DATASET RECORDS:

— start —

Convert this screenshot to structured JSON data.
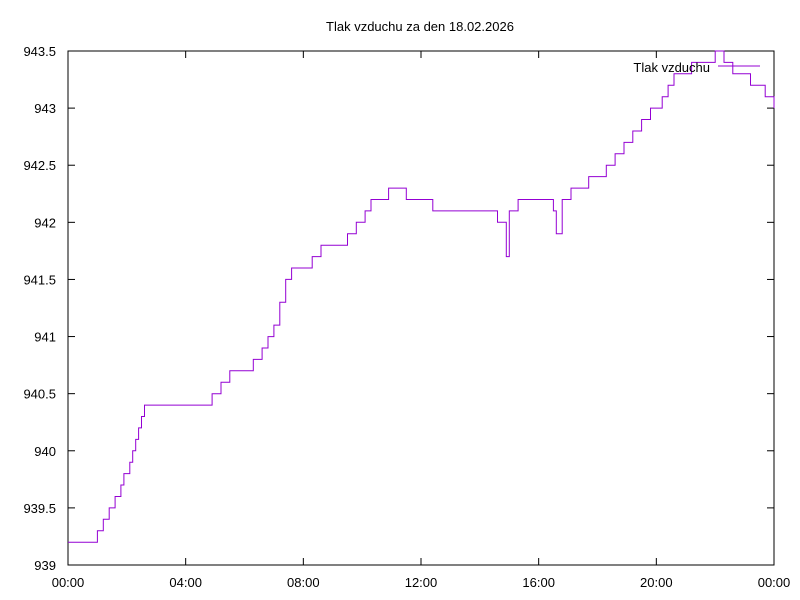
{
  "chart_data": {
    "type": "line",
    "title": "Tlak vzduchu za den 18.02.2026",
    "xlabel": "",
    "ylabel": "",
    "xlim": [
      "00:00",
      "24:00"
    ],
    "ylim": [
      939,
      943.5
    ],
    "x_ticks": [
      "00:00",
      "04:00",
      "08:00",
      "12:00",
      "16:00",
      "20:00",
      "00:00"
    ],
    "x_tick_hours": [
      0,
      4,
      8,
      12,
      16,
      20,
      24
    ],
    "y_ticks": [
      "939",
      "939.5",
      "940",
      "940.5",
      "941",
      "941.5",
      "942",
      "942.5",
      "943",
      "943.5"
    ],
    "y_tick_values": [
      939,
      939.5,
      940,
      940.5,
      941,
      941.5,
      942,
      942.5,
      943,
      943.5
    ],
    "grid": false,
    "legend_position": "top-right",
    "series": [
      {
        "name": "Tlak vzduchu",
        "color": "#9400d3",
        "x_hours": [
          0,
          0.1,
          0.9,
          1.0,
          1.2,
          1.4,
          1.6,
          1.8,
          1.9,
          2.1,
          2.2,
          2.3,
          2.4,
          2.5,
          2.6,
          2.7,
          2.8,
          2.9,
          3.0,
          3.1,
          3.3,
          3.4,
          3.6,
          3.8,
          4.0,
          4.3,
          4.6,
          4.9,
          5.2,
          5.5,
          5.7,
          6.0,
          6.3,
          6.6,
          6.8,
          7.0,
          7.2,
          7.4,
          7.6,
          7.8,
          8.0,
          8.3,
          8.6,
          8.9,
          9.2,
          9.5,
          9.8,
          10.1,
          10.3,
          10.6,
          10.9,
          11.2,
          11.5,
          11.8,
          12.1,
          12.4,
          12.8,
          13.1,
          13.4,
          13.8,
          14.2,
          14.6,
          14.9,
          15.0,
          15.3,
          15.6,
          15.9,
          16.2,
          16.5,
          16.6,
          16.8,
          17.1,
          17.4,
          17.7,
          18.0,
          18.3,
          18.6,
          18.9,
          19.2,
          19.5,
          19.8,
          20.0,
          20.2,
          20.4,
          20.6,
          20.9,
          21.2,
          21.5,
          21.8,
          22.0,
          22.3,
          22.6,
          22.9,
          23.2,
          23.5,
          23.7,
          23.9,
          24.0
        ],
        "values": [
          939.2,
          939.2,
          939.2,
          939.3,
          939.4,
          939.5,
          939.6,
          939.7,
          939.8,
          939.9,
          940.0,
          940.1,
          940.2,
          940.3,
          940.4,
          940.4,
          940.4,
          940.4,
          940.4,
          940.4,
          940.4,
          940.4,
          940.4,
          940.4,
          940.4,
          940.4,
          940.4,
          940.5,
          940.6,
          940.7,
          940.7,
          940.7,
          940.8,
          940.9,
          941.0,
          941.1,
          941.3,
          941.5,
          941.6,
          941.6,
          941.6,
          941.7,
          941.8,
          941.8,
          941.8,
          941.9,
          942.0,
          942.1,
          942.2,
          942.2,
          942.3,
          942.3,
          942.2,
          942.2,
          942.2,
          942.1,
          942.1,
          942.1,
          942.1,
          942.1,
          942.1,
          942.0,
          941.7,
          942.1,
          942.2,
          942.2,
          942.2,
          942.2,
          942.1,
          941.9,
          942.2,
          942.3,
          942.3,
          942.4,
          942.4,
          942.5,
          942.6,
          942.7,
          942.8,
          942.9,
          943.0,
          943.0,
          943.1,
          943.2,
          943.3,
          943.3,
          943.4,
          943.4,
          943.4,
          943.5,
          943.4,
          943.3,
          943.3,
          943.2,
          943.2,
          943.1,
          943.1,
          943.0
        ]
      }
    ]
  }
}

— end —

REQUIREMENTS: Every line in the data above that contains "vzduchu" needs to be copied.

THE COMPLETED TASK:
    "title": "Tlak vzduchu za den 18.02.2026",
        "name": "Tlak vzduchu",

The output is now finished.